(Deskripsi Tugas) Salin tanpa perubahan sebagian berita tentang pemeriksaan dua mahasiswa di Polda NTB di bawah ini, dimulai dengan "Dua mahasiswa ini diperiksa" dan berlanjut sampai "empat orang mahasiswa.".

(Teks yang Diberikan)
^^^^
Mataram, katada.id – Dua mahasiswa Fakultas Pertanian dan FKIP Universitas Mataram inisial HW dan S dipanggil oleh pihak Polda NTB, Rabu (11/9). Keduanya diperiksa sekitar tiga jam di ruang penyidik Subdit III Ditreskrimum Polda NTB, dari pukul 10.00 Wita hingga pukul 13.10 Wita.
Dua mahasiswa ini diperiksa kaitan dengan kasus perusakan gerbang kantor DPRD NTB saat demo kawal putusan Mahkamah Konstitusi (MK), Jumat (23/8). Sebelumnya, polisi juga telah memeriksa empat orang mahasiswa.
“Dua mahasiswa tersebut mendapatkan 25 pertanyaan dari penyidik,” kata Tim Pembela Hukum Aliansi Rakyat NTB Melawan (ARNM), Muhamad Paizi di Polda NTB.
Menurutnya, dua mahasiswa ini tidak terlibat dalam perusakan gerbang selatan DPRD NTB pada aksi pengawalan keputusan MK. “Personalnya mereka tidak ada yang tahu persoalan perusakan gerbang itu,” ungkapnya.
^^^^
(Daftar Materi)
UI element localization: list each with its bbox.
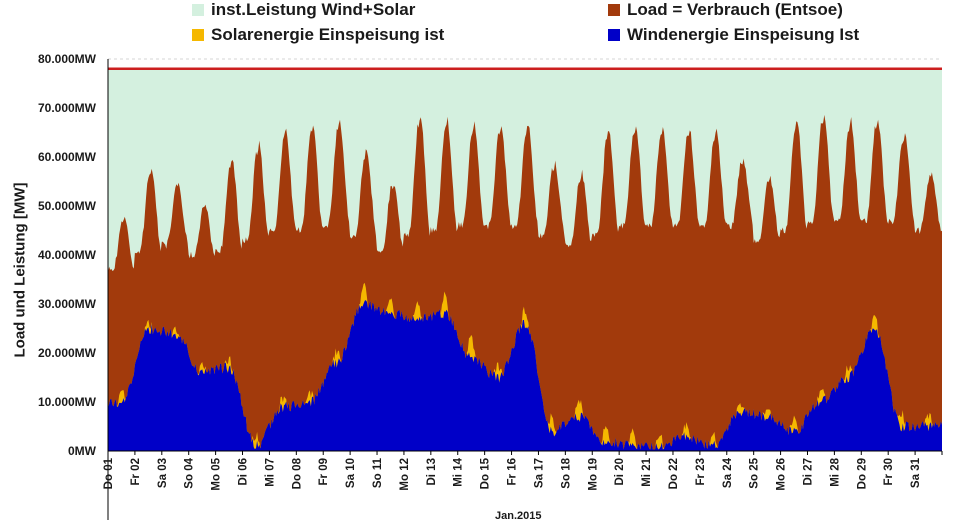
- x-tick-label: Mo 12: [399, 458, 411, 491]
- legend-solar: Solarenergie Einspeisung ist: [192, 25, 444, 45]
- y-tick-label: 40.000MW: [38, 248, 97, 262]
- legend-swatch-load: [608, 4, 620, 16]
- x-tick-label: So 04: [184, 457, 196, 488]
- x-tick-label: Do 15: [480, 457, 492, 489]
- y-axis-title: Load und Leistung [MW]: [5, 170, 35, 370]
- x-tick-label: Fr 02: [130, 458, 142, 486]
- legend-swatch-installed: [192, 4, 204, 16]
- y-tick-label: 0MW: [68, 444, 97, 458]
- x-tick-label: Di 27: [802, 458, 814, 486]
- legend-swatch-wind: [608, 29, 620, 41]
- x-tick-label: So 11: [372, 457, 384, 488]
- y-axis-title-text: Load und Leistung [MW]: [11, 182, 29, 358]
- legend-label-load: Load = Verbrauch (Entsoe): [627, 0, 843, 19]
- legend-label-wind: Windenergie Einspeisung Ist: [627, 25, 860, 44]
- x-tick-label: Mi 21: [641, 457, 653, 486]
- x-tick-label: Fr 30: [883, 458, 895, 486]
- x-tick-label: Do 29: [856, 458, 868, 489]
- y-tick-label: 80.000MW: [38, 52, 97, 66]
- x-tick-label: Mi 14: [453, 457, 465, 486]
- load-series-area: [108, 114, 942, 452]
- y-tick-label: 50.000MW: [38, 199, 97, 213]
- y-tick-labels: 0MW 10.000MW 20.000MW 30.000MW 40.000MW 50.00…: [38, 52, 97, 458]
- x-tick-label: Di 20: [614, 458, 626, 486]
- x-tick-label: Di 06: [238, 458, 250, 486]
- legend-swatch-solar: [192, 29, 204, 41]
- y-tick-label: 20.000MW: [38, 346, 97, 360]
- x-tick-label: Di 13: [426, 458, 438, 486]
- x-tick-label: Do 22: [668, 458, 680, 489]
- x-tick-label: Sa 17: [533, 458, 545, 488]
- x-tick-label: Fr 16: [507, 458, 519, 486]
- legend-load: Load = Verbrauch (Entsoe): [608, 0, 843, 20]
- x-tick-labels: Do 01 Fr 02 Sa 03 So 04 Mo 05 Di 06 Mi 07 Do 08…: [103, 457, 922, 490]
- x-tick-label: Mo 26: [776, 458, 788, 491]
- legend-label-installed: inst.Leistung Wind+Solar: [211, 0, 416, 19]
- x-tick-label: Mi 07: [264, 458, 276, 487]
- y-tick-label: 70.000MW: [38, 101, 97, 115]
- axes: [107, 59, 943, 520]
- x-tick-label: Do 08: [291, 457, 303, 489]
- x-tick-label: Mi 28: [829, 457, 841, 486]
- x-tick-label: Mo 19: [587, 458, 599, 491]
- x-tick-label: Mo 05: [211, 457, 223, 490]
- x-tick-label: Sa 10: [345, 458, 357, 488]
- legend-installed: inst.Leistung Wind+Solar: [192, 0, 415, 20]
- x-tick-label: Do 01: [103, 457, 115, 489]
- y-tick-label: 30.000MW: [38, 297, 97, 311]
- x-tick-label: So 25: [749, 457, 761, 488]
- wind-series-area: [108, 300, 942, 451]
- x-tick-label: So 18: [560, 457, 572, 488]
- x-tick-label: Fr 09: [318, 458, 330, 486]
- y-tick-label: 60.000MW: [38, 150, 97, 164]
- y-tick-label: 10.000MW: [38, 395, 97, 409]
- x-tick-label: Sa 31: [910, 457, 922, 488]
- x-tick-label: Sa 03: [157, 458, 169, 488]
- legend-wind: Windenergie Einspeisung Ist: [608, 25, 859, 45]
- x-tick-label: Fr 23: [695, 458, 707, 486]
- legend-label-solar: Solarenergie Einspeisung ist: [211, 25, 445, 44]
- x-axis-title: Jan.2015: [495, 510, 542, 522]
- x-tick-label: Sa 24: [722, 457, 734, 488]
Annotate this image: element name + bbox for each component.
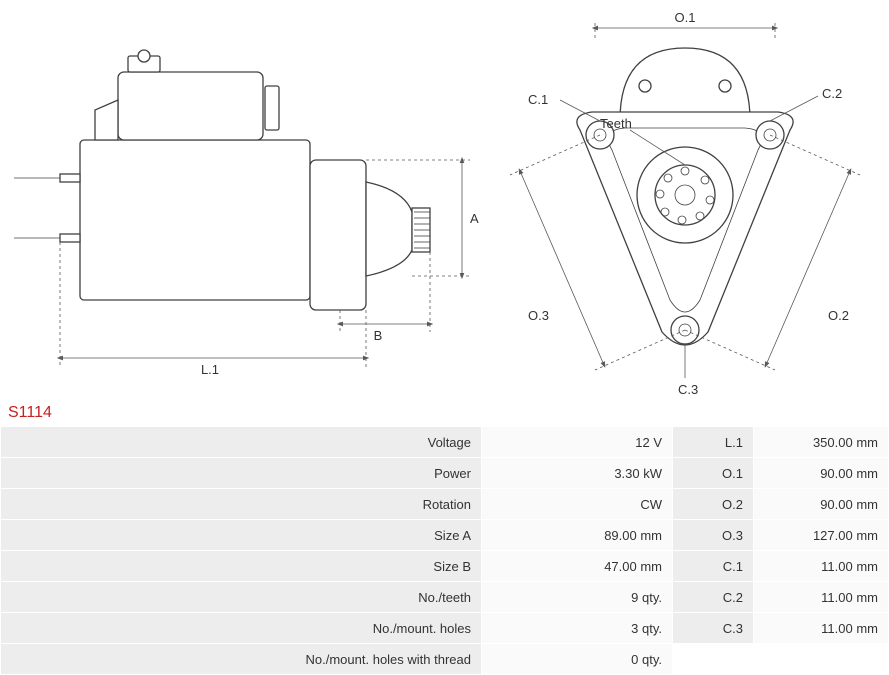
spec-label2: C.1: [673, 551, 754, 582]
spec-label2: O.1: [673, 458, 754, 489]
spec-label: Size A: [1, 520, 482, 551]
spec-value2: 11.00 mm: [754, 551, 889, 582]
spec-label2: L.1: [673, 427, 754, 458]
spec-label: Size B: [1, 551, 482, 582]
technical-diagram: A B L.1 O.1: [0, 0, 889, 400]
spec-value2: 11.00 mm: [754, 582, 889, 613]
table-row: RotationCWO.290.00 mm: [1, 489, 889, 520]
spec-value: 0 qty.: [482, 644, 673, 675]
spec-value: 47.00 mm: [482, 551, 673, 582]
dim-label-A: A: [470, 211, 479, 226]
dim-label-O3: O.3: [528, 308, 549, 323]
table-row: No./mount. holes3 qty.C.311.00 mm: [1, 613, 889, 644]
gear-teeth-side: [412, 208, 430, 252]
spec-label2: C.2: [673, 582, 754, 613]
spec-label2: O.2: [673, 489, 754, 520]
dim-label-O1: O.1: [675, 10, 696, 25]
spec-label: No./mount. holes with thread: [1, 644, 482, 675]
spec-value: 89.00 mm: [482, 520, 673, 551]
dim-label-C1: C.1: [528, 92, 548, 107]
spec-value2: 90.00 mm: [754, 489, 889, 520]
table-row: Size B47.00 mmC.111.00 mm: [1, 551, 889, 582]
spec-value2: 350.00 mm: [754, 427, 889, 458]
dim-label-Teeth: Teeth: [600, 116, 632, 131]
spec-value2: 90.00 mm: [754, 458, 889, 489]
spec-value: 3 qty.: [482, 613, 673, 644]
table-row: Size A89.00 mmO.3127.00 mm: [1, 520, 889, 551]
spec-label: No./mount. holes: [1, 613, 482, 644]
spec-label: Rotation: [1, 489, 482, 520]
table-row: Power3.30 kWO.190.00 mm: [1, 458, 889, 489]
dim-label-C2: C.2: [822, 86, 842, 101]
spec-value: CW: [482, 489, 673, 520]
spec-label2: C.3: [673, 613, 754, 644]
spec-value: 12 V: [482, 427, 673, 458]
spec-table: Voltage12 VL.1350.00 mmPower3.30 kWO.190…: [0, 426, 889, 675]
part-number: S1114: [0, 400, 889, 426]
dim-label-B: B: [374, 328, 383, 343]
table-row: No./teeth9 qty.C.211.00 mm: [1, 582, 889, 613]
spec-value: 9 qty.: [482, 582, 673, 613]
dim-label-C3: C.3: [678, 382, 698, 397]
spec-value2: 127.00 mm: [754, 520, 889, 551]
table-row: Voltage12 VL.1350.00 mm: [1, 427, 889, 458]
dim-label-O2: O.2: [828, 308, 849, 323]
dim-label-L1: L.1: [201, 362, 219, 377]
spec-label: Voltage: [1, 427, 482, 458]
side-view: A B L.1: [14, 50, 479, 377]
spec-value2: 11.00 mm: [754, 613, 889, 644]
diagram-svg: A B L.1 O.1: [0, 0, 889, 400]
front-view: O.1: [510, 10, 860, 397]
table-row: No./mount. holes with thread0 qty.: [1, 644, 889, 675]
spec-label2: O.3: [673, 520, 754, 551]
spec-label: No./teeth: [1, 582, 482, 613]
spec-label: Power: [1, 458, 482, 489]
spec-value: 3.30 kW: [482, 458, 673, 489]
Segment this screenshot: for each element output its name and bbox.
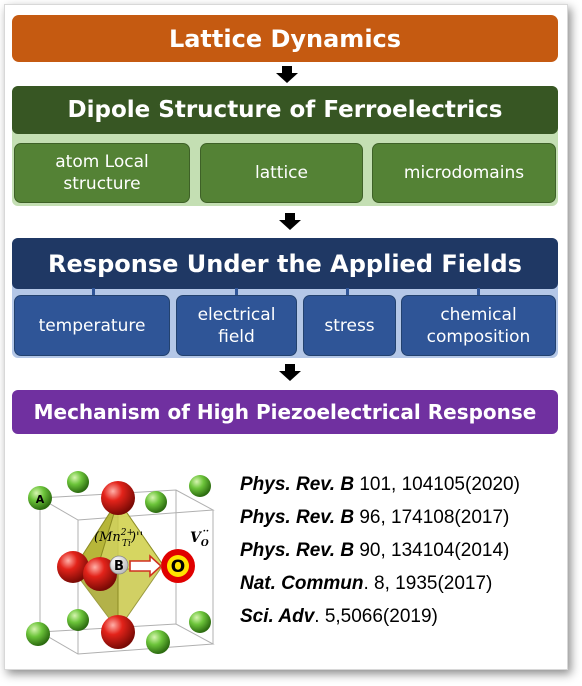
dipole-item-microdomains: microdomains <box>372 143 556 203</box>
reference-item: Phys. Rev. B 101, 104105(2020) <box>240 474 520 495</box>
dipole-item-atom-local-structure: atom Local structure <box>14 143 190 203</box>
reference-item: Nat. Commun. 8, 1935(2017) <box>240 573 493 594</box>
dipole-item-lattice: lattice <box>200 143 363 203</box>
response-item-stress: stress <box>303 295 396 356</box>
dipole-structure-title: Dipole Structure of Ferroelectrics <box>67 97 503 123</box>
mechanism-title: Mechanism of High Piezoelectrical Respon… <box>33 400 537 424</box>
reference-item: Phys. Rev. B 96, 174108(2017) <box>240 507 510 528</box>
response-item-electrical-field: electrical field <box>176 295 297 356</box>
reference-item: Phys. Rev. B 90, 134104(2014) <box>240 540 510 561</box>
perovskite-structure-illustration: O B A (Mn2+ Ti)'' VO·· <box>26 471 215 655</box>
response-box: Response Under the Applied Fields <box>12 238 558 289</box>
response-title: Response Under the Applied Fields <box>48 249 522 278</box>
dipole-structure-box: Dipole Structure of Ferroelectrics <box>12 86 558 134</box>
lattice-dynamics-box: Lattice Dynamics <box>12 15 558 62</box>
response-item-chemical-composition: chemical composition <box>401 295 556 356</box>
mechanism-box: Mechanism of High Piezoelectrical Respon… <box>12 390 558 434</box>
oxygen-vacancy-label: O <box>171 557 185 577</box>
a-site-label: A <box>36 493 45 506</box>
response-item-temperature: temperature <box>14 295 170 356</box>
reference-list: Phys. Rev. B 101, 104105(2020) Phys. Rev… <box>240 472 560 637</box>
reference-item: Sci. Adv. 5,5066(2019) <box>240 606 438 627</box>
vacancy-label: VO·· <box>190 527 209 549</box>
lattice-dynamics-title: Lattice Dynamics <box>168 24 402 53</box>
b-site-label: B <box>114 559 124 574</box>
mn-defect-label: (Mn2+ Ti)'' <box>94 528 143 549</box>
^^^^
(Hasil Latihan)
Dua mahasiswa ini diperiksa kaitan dengan kasus perusakan gerbang kantor DPRD NTB saat demo kawal putusan Mahkamah Konstitusi (MK), Jumat (23/8). Sebelumnya, polisi juga telah memeriksa empat orang mahasiswa.